▶ [Aim]:
Check each line of the data for "month" and select those that have it.

====== Data in this exercise ======

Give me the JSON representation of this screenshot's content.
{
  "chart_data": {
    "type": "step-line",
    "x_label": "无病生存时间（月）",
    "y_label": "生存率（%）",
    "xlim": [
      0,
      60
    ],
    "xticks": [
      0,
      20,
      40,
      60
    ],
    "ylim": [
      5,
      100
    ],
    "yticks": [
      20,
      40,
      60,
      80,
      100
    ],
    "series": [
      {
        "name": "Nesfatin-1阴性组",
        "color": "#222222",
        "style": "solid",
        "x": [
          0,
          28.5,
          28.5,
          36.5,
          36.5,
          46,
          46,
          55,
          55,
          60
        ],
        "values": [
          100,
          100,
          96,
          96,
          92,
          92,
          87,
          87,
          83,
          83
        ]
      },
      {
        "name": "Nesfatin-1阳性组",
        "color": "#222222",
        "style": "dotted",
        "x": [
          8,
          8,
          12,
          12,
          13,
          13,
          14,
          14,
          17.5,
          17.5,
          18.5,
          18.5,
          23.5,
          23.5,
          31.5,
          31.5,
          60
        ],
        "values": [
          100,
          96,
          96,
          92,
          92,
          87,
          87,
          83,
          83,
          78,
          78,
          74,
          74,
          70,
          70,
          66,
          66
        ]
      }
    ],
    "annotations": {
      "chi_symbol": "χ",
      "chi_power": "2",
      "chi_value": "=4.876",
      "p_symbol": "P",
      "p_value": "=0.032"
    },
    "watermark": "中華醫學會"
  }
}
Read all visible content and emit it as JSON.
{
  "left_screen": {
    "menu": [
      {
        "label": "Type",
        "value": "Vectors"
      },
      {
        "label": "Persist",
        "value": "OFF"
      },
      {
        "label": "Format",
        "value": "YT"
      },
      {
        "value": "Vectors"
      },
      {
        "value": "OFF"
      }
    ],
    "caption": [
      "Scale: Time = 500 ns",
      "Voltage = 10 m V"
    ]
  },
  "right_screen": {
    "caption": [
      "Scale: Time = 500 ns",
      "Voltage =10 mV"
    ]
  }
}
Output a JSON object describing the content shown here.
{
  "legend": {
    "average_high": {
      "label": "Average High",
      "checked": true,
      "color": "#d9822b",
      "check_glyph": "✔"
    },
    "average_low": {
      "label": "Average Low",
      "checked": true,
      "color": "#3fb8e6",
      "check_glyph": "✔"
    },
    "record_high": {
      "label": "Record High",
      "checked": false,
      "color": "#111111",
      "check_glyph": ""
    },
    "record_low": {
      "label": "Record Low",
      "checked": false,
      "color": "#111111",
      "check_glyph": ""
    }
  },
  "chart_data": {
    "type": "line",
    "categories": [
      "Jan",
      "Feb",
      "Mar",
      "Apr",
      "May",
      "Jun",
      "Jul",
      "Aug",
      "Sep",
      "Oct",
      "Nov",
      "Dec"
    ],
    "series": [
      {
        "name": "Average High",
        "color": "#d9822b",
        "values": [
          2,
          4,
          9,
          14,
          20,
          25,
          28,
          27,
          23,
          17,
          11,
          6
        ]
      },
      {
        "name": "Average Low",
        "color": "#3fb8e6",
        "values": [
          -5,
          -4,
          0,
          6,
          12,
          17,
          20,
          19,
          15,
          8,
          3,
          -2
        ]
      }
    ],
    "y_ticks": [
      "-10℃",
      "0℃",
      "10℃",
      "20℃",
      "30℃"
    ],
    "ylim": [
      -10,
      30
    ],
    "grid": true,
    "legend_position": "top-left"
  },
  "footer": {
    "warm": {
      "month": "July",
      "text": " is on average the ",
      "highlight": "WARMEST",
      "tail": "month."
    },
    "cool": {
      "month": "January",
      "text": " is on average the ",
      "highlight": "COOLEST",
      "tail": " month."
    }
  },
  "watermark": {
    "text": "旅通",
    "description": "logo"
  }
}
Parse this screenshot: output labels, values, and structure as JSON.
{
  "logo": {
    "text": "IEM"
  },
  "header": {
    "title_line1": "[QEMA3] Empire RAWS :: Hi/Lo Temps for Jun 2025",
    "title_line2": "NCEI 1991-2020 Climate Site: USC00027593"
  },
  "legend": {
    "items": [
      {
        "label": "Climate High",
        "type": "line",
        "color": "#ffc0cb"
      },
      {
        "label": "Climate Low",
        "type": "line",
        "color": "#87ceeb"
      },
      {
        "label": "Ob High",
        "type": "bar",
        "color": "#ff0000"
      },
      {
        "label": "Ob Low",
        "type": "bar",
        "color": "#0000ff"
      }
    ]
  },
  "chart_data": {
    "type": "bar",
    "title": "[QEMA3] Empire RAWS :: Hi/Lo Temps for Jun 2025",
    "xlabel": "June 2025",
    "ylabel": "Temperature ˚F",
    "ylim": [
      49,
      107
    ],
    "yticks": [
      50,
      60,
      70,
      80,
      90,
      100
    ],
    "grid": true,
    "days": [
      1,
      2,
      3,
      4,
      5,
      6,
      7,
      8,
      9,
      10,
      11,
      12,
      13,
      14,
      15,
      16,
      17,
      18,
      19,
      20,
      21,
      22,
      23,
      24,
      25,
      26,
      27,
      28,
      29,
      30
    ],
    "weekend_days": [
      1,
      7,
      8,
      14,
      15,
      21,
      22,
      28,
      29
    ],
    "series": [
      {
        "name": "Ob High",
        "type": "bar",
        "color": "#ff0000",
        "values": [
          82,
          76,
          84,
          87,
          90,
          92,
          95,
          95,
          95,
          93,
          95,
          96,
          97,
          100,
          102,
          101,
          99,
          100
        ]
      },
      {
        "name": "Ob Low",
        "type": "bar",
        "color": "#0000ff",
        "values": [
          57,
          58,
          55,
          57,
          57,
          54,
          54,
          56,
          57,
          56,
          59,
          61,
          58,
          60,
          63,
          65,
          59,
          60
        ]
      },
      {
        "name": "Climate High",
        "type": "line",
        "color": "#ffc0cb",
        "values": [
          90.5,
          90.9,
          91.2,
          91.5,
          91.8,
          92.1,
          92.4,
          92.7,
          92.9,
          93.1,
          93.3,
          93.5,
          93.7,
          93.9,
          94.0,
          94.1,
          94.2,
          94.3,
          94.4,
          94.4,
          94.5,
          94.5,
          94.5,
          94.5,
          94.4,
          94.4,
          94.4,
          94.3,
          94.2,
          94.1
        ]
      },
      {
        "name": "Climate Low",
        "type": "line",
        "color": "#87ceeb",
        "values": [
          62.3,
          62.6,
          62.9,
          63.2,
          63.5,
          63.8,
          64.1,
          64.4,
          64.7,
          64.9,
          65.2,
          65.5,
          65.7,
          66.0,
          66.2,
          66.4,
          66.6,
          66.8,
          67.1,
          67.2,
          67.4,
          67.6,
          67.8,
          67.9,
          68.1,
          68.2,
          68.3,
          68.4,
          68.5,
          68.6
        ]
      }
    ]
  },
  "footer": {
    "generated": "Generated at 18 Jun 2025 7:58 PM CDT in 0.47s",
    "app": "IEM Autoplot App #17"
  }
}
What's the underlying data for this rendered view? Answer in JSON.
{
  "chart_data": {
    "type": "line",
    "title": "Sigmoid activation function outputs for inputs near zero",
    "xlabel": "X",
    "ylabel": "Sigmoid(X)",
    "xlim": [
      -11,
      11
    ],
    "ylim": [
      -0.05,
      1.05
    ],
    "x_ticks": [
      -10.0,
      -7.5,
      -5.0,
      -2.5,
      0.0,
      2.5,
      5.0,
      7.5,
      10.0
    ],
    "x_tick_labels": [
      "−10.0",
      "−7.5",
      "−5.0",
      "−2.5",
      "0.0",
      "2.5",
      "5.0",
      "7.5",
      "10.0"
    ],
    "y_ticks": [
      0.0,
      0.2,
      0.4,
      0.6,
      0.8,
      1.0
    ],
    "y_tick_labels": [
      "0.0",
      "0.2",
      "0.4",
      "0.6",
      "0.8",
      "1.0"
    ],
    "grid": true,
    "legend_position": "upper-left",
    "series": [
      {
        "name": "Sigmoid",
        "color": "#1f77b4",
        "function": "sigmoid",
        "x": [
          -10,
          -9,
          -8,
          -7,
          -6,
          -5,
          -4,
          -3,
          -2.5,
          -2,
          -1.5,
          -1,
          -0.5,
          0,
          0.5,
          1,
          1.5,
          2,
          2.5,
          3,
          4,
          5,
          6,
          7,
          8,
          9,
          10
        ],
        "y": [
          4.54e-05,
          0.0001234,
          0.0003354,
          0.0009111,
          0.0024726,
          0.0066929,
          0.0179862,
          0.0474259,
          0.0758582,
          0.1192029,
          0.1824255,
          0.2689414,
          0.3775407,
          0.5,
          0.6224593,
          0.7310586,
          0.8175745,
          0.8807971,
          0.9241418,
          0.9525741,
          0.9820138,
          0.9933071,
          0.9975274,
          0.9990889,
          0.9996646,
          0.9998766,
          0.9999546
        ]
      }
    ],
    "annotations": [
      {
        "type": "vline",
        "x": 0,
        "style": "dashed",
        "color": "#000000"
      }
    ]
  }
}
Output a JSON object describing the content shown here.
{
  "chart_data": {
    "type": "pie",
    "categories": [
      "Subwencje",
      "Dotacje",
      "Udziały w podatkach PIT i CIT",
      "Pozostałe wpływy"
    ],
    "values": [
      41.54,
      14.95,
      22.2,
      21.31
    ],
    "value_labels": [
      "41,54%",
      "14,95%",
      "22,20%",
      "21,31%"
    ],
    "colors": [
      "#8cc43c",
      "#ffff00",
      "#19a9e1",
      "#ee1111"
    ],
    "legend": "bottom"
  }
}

======

▶ [Output below]:
      "month": "July",
      "tail": "month."
      "month": "January",
      "tail": " month."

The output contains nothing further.